Reading text:
************

Case Name: NATIVE VILLAGE OF EYAK; Native Village of Tatitlek; Native Village of Chenega; Native Village of Nanwalek; Native Village of Port Graham, Plaintiffs-Appellants, v. Rebecca BLANK, Acting Secretary of Commerce, Defendant-Appellee
Court: United States Court of Appeals for the Ninth Circuit
Jurisdiction: United States
Decision Date: 2012-07-31
Citations: 688 F.3d 619
Docket Number: No. 09-35881
Parties: NATIVE VILLAGE OF EYAK; Native Village of Tatitlek; Native Village of Chenega; Native Village of Nanwalek; Native Village of Port Graham, Plaintiffs-Appellants, v. Rebecca BLANK, Acting Secretary of Commerce, Defendant-Appellee.
Judges: Before: ALEX KOZINSKI, Chief Judge, MARY M. SCHROEDER, HARRY PREGERSON, ANDREW J. KLEINFELD, MICHAEL DALY HAWKINS, SIDNEY R. THOMAS, WILLIAM A. FLETCHER, RICHARD A. PAEZ, RICHARD C. TALLMAN, JOHNNIE B. RAWLINSON, and RICHARD R. CLIFTON, Circuit Judges.
Reporter: Federal Reporter 3d Series
Volume: 688
Pages: 619–637

Head Matter:
NATIVE VILLAGE OF EYAK; Native Village of Tatitlek; Native Village of Chenega; Native Village of Nanwalek; Native Village of Port Graham, Plaintiffs-Appellants, v. Rebecca BLANK, Acting Secretary of Commerce, Defendant-Appellee.
No. 09-35881.
United States Court of Appeals, Ninth Circuit.
Argued and Submitted Sept. 21, 2011.
Filed July 31, 2012.
Natalie A. Landreth (argued), Native American Rights Fund, Anchorage, AK; Goriune Dudukgian, Alaska Legal Services Corp., Anchorage, AK; Richard de Bobo, Robin Wechkin, Susan Acquista and Clive McClintock, Hogan & Hartson, LLP, Los Angeles, CA, for the appellants.
Ignacio S. Moreno, Assistant Attorney General, Environment & Natl. Resources Div.; Brian McLachlan, E. Ann Peterson, David C. Shilton (argued), United States Department of Justice, Washington, D.C.; Demian C. Schane, NOAA Office of General Counsel, Juneau, AK, for the appellees.
Before: ALEX KOZINSKI, Chief Judge, MARY M. SCHROEDER, HARRY PREGERSON, ANDREW J. KLEINFELD, MICHAEL DALY HAWKINS, SIDNEY R. THOMAS, WILLIAM A. FLETCHER, RICHARD A. PAEZ, RICHARD C. TALLMAN, JOHNNIE B. RAWLINSON, and RICHARD R. CLIFTON, Circuit Judges.

Opinion:
PER CURIAM Opinion; Dissent by Judge W. FLETCHER.
OPINION
PER CURIAM:
The Alaskan Native Villages of Eyak, Tatitlek, Chenega, Nanwalek and Port Graham ("Villages") assert that, beginning thousands of years before European contact and continuing through modern times, their members fished, hunted and otherwise exploited portions of the Outer Continental Shelf ("OCS") in the Gulf of Alaska. Based on this history, the Villages claim they possess non-exclusive aboriginal hunting and fishing rights in the areas of the OCS they've traditionally used.

************

What to work on:
1. In the court opinion, which judge wrote the dissent?
2. Reproduce the court opinion word for word from "United States Court of Appeals, Ninth" to "for the appellants.".

Data block:
************

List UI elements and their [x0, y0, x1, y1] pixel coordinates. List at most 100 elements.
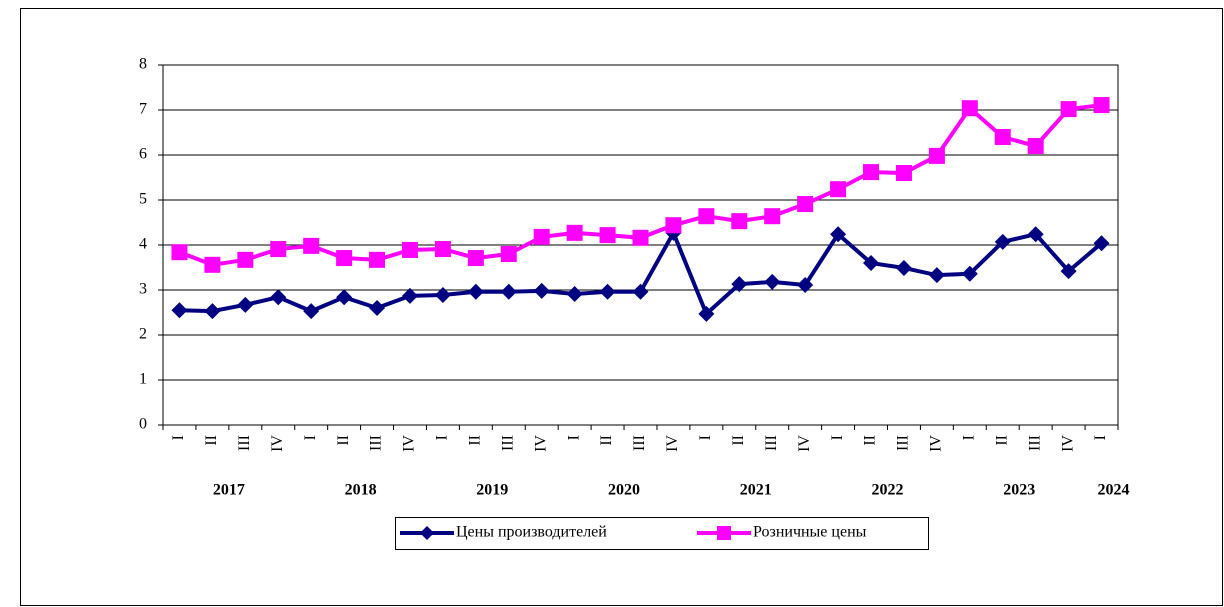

************

Answers in order:
1. Judge W. Fletcher

2.
United States Court of Appeals, Ninth Circuit.
Argued and Submitted Sept. 21, 2011.
Filed July 31, 2012.
Natalie A. Landreth (argued), Native American Rights Fund, Anchorage, AK; Goriune Dudukgian, Alaska Legal Services Corp., Anchorage, AK; Richard de Bobo, Robin Wechkin, Susan Acquista and Clive McClintock, Hogan & Hartson, LLP, Los Angeles, CA, for the appellants.